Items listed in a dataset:
=-=-=-=-=

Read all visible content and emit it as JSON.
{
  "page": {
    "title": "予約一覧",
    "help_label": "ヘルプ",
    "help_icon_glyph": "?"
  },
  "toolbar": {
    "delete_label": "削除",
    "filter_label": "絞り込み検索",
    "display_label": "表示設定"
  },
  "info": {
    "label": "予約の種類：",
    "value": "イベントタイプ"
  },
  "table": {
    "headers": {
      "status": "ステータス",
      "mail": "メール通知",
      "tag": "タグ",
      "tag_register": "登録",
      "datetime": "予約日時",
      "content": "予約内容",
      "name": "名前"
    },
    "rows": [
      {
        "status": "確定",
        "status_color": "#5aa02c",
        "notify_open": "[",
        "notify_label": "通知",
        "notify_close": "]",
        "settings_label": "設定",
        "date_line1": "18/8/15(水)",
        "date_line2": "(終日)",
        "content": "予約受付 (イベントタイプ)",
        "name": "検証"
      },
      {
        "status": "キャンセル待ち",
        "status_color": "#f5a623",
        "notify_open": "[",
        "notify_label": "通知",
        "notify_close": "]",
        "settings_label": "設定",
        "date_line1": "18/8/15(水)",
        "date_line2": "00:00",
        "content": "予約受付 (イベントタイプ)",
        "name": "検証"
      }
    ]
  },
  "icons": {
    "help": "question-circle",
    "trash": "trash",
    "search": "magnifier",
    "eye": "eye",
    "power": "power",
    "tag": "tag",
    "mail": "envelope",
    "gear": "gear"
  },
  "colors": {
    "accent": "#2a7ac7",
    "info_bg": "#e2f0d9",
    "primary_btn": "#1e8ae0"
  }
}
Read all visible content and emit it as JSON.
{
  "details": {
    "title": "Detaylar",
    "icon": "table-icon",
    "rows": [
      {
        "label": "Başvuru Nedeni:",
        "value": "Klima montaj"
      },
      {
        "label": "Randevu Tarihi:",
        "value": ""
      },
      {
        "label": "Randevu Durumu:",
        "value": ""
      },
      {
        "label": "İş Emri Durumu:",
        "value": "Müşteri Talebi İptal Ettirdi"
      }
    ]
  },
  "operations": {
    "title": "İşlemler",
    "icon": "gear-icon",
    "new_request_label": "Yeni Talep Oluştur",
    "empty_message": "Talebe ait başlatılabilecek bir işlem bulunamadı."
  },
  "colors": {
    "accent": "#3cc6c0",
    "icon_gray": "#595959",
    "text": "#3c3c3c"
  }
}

=-=-=-=-=

## Exercise task
Find all the lines containing "title" in the material, then copy them.

## In response
    "title": "予約一覧",
    "title": "Detaylar",
    "title": "İşlemler",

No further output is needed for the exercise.